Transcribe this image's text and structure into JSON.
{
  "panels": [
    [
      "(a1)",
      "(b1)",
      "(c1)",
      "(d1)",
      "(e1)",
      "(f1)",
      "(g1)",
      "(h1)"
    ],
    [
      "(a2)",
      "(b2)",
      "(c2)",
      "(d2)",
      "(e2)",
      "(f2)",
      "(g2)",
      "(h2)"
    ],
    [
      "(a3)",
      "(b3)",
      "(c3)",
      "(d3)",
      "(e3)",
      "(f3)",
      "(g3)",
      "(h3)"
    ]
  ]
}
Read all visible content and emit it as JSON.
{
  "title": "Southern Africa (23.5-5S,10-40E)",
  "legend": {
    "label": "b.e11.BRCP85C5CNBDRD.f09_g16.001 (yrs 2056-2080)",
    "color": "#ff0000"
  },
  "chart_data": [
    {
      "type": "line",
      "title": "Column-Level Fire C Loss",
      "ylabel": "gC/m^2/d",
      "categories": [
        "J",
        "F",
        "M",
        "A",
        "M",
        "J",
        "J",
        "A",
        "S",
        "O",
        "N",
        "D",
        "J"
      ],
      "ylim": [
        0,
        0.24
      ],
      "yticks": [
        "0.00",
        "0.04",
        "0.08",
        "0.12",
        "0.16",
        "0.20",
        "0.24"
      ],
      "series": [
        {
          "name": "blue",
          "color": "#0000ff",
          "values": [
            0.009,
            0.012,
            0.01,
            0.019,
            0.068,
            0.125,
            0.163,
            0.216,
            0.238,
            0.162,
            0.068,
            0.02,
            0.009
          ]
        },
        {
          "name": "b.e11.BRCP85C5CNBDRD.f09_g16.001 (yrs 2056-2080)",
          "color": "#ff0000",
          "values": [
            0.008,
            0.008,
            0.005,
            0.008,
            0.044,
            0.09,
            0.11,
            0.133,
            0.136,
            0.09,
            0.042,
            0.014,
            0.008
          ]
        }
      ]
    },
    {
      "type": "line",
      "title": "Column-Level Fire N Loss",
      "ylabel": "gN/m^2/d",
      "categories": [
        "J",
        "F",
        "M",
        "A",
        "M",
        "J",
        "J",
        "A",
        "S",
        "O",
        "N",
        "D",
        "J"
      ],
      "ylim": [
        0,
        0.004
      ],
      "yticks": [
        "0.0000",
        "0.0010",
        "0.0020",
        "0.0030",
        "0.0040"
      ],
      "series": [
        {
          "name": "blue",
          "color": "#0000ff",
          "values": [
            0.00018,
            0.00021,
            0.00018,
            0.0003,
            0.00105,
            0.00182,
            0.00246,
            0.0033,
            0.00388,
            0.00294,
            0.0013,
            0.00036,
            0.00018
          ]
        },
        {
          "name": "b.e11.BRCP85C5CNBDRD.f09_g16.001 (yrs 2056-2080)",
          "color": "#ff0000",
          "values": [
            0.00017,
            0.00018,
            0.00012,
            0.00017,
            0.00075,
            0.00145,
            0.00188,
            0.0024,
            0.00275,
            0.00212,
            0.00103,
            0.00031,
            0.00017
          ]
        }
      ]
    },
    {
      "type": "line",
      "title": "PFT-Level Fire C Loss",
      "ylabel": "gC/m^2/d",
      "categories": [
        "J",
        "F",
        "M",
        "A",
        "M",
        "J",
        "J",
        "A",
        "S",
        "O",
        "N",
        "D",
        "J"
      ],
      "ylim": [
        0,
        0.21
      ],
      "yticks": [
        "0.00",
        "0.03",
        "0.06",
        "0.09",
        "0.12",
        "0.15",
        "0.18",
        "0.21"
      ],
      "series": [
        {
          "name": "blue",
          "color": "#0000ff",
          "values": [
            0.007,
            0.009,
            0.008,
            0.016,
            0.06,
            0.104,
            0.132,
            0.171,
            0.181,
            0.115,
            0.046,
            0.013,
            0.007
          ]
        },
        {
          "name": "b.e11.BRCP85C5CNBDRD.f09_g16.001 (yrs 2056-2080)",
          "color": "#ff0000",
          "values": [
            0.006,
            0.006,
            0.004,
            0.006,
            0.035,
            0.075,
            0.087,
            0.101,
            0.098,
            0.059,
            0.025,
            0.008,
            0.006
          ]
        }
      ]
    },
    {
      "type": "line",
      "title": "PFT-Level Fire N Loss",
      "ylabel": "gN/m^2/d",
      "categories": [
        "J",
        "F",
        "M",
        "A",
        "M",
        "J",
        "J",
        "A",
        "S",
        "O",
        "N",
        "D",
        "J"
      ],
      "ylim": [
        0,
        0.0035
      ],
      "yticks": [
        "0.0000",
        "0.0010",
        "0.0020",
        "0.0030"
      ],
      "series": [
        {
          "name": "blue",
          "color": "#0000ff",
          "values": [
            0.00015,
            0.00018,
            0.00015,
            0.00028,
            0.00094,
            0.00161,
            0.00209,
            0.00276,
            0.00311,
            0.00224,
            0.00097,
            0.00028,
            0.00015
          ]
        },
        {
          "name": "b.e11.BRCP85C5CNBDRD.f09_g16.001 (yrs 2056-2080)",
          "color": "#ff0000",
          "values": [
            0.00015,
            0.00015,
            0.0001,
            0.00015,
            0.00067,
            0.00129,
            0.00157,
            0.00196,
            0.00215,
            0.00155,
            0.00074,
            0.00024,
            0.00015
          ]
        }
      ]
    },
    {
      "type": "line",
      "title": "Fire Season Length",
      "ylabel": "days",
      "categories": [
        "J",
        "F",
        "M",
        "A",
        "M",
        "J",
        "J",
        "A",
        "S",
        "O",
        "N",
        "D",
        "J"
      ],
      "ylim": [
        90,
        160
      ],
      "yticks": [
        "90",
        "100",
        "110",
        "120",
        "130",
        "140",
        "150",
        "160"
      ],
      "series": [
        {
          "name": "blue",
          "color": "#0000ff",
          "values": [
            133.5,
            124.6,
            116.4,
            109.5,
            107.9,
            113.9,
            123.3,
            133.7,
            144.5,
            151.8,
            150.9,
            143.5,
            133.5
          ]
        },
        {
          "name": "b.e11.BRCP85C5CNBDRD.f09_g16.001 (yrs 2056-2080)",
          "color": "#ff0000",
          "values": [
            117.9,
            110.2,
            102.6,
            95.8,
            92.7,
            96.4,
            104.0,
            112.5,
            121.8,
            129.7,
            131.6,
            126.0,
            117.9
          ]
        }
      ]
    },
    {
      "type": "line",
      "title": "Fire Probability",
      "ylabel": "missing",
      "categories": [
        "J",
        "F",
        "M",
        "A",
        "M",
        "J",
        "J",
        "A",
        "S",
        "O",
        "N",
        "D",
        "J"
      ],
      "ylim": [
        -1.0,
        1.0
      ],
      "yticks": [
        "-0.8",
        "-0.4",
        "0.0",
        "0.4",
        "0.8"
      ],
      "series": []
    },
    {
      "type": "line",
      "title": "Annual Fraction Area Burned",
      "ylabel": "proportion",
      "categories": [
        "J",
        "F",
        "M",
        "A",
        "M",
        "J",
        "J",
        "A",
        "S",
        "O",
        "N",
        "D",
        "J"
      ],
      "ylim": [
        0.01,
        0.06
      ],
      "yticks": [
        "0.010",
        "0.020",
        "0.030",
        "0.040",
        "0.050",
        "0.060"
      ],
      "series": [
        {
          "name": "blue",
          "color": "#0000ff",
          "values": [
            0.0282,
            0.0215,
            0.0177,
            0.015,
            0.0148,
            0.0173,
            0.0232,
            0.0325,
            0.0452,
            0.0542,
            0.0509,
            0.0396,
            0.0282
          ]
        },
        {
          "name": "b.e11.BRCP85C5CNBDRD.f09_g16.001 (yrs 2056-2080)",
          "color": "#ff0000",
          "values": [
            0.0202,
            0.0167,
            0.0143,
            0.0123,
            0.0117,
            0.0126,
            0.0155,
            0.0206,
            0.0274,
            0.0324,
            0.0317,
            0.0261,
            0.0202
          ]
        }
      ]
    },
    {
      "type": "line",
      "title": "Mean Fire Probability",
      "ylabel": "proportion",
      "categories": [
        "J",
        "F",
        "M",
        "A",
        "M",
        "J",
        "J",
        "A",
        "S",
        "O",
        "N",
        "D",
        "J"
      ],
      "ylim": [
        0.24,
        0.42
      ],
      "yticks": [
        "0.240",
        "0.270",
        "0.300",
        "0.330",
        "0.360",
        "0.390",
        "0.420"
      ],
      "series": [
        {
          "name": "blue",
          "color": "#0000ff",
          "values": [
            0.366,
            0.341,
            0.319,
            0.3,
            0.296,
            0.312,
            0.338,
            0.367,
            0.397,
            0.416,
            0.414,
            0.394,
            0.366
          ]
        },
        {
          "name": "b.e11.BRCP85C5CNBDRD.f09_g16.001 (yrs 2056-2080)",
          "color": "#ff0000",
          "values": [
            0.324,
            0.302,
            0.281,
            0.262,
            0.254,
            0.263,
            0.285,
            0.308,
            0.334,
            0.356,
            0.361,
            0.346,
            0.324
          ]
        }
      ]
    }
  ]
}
——————————
Directions:
Report only how many lines in the listing contain the string "JSON".

Solution to this exercise:
2